Start
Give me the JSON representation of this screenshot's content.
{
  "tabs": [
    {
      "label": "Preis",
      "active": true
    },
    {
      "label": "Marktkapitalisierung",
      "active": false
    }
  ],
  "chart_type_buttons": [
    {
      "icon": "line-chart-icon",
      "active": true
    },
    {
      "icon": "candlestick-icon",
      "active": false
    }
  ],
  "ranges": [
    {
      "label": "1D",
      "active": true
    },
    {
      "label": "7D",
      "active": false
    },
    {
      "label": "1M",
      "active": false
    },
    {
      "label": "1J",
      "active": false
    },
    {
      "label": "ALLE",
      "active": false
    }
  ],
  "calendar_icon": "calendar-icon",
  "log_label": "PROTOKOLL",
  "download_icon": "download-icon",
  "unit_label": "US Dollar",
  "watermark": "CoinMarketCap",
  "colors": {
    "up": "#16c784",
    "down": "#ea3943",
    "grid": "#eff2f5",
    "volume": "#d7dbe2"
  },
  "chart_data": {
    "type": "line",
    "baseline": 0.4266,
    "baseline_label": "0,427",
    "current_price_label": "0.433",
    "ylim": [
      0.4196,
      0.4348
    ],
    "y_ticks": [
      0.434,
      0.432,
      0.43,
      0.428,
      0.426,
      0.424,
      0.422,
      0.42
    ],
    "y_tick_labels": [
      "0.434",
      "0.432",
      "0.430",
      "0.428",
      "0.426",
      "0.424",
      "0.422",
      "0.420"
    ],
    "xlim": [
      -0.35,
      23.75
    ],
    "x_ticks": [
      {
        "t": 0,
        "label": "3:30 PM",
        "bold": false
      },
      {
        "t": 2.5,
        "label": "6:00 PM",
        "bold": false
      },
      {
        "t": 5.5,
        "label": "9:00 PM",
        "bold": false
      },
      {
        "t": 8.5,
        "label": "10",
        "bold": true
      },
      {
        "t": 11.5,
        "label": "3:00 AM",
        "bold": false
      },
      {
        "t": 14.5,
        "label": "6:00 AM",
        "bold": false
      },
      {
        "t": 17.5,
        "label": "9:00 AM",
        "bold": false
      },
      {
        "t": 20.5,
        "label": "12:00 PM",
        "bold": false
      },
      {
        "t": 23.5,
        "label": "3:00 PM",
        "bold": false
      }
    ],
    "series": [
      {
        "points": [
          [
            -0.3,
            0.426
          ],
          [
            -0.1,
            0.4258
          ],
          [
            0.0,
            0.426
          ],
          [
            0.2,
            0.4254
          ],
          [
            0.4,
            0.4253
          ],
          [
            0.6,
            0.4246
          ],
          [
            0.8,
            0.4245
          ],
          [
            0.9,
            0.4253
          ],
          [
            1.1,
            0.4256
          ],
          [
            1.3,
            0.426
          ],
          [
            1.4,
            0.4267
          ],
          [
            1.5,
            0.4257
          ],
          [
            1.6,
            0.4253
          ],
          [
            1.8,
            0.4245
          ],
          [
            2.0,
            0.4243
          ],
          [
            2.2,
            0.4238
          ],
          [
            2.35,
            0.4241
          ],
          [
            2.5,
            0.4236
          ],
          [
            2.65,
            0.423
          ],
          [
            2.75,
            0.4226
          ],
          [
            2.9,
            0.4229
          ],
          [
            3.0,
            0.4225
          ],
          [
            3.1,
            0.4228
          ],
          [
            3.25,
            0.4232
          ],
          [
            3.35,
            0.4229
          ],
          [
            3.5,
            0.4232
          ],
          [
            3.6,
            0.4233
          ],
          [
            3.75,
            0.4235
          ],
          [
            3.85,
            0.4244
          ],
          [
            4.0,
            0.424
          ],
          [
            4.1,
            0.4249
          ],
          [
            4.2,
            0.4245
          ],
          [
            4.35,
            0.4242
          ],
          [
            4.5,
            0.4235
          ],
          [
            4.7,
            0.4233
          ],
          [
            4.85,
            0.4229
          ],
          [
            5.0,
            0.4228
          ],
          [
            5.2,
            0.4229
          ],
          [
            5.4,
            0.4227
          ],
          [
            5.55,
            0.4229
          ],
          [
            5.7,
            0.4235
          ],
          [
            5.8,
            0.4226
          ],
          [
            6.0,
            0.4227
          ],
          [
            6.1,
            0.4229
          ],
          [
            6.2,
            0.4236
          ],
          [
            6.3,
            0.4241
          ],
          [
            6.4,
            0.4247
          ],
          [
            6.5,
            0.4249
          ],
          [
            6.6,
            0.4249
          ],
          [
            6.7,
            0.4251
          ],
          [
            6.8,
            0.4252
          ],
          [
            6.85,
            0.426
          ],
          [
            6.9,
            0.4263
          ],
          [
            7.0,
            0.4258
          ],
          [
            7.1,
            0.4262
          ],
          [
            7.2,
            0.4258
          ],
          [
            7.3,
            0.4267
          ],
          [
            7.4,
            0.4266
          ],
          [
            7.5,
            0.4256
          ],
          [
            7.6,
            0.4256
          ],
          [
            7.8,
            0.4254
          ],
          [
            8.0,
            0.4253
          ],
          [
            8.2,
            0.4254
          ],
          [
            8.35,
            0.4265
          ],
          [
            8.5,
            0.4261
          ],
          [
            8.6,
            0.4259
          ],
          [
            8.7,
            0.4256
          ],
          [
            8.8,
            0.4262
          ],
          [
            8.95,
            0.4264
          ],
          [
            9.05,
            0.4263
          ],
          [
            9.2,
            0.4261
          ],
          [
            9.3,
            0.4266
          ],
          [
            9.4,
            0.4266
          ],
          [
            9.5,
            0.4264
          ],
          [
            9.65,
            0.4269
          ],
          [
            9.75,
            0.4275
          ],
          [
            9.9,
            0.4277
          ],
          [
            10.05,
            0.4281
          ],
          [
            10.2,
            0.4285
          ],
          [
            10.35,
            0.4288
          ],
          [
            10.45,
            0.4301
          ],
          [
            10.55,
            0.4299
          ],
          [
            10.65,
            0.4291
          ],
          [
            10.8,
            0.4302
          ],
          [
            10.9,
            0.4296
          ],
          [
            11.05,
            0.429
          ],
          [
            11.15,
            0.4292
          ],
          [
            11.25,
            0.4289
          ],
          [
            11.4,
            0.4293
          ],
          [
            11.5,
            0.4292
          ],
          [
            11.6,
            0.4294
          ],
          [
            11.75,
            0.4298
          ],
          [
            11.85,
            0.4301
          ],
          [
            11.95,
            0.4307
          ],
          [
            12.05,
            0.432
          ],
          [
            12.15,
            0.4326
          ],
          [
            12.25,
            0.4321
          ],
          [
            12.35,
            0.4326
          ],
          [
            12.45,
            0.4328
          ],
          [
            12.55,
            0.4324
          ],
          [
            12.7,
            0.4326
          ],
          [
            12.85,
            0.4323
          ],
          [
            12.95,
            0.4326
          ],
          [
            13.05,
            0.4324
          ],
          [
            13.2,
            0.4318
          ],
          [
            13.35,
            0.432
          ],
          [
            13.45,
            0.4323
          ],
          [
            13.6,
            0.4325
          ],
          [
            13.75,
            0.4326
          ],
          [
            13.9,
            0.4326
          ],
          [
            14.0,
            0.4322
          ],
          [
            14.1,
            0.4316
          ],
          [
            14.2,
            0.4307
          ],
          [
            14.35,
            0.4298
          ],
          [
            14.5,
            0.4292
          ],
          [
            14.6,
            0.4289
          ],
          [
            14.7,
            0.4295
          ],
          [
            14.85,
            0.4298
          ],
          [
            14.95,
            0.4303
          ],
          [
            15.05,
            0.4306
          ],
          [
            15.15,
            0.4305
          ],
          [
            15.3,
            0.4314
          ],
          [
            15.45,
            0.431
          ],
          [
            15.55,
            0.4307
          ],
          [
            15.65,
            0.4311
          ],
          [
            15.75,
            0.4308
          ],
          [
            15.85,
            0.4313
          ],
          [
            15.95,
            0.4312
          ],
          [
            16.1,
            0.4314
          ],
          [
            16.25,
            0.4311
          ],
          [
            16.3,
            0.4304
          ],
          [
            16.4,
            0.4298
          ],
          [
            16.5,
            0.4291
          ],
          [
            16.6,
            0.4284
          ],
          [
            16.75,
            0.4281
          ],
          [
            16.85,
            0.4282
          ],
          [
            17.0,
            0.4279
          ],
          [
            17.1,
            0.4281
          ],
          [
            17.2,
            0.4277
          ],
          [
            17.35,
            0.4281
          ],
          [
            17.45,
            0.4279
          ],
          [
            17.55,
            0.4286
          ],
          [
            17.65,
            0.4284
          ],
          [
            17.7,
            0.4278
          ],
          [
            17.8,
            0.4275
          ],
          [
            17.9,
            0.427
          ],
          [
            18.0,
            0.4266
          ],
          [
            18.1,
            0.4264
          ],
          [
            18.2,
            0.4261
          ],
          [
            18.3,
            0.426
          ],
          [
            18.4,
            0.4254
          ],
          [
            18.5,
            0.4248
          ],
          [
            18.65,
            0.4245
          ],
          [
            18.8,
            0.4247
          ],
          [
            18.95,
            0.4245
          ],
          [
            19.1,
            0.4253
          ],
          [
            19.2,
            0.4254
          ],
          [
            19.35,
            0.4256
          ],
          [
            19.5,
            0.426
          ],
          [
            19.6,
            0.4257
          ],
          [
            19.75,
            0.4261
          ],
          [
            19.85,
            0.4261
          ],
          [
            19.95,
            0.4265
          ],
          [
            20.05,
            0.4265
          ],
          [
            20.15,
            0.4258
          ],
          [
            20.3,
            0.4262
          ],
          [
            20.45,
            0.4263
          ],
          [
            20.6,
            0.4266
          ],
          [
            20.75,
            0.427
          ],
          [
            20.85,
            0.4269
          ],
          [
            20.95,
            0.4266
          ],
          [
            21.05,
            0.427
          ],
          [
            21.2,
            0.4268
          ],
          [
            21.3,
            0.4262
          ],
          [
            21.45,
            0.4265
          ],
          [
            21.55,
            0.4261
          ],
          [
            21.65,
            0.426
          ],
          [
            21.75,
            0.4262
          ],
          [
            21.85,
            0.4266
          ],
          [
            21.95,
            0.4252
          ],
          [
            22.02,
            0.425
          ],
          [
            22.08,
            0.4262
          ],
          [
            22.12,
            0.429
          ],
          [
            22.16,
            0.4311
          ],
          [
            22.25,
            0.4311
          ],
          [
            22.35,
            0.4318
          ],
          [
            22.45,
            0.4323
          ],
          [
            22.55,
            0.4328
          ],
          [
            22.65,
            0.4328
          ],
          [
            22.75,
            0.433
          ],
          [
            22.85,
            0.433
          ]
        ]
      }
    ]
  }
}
End
* **Request**: Gather each line of the listing that holds the string "icon".

* **Complete answer**:
      "icon": "line-chart-icon",
      "icon": "candlestick-icon",
  "calendar_icon": "calendar-icon",
  "download_icon": "download-icon",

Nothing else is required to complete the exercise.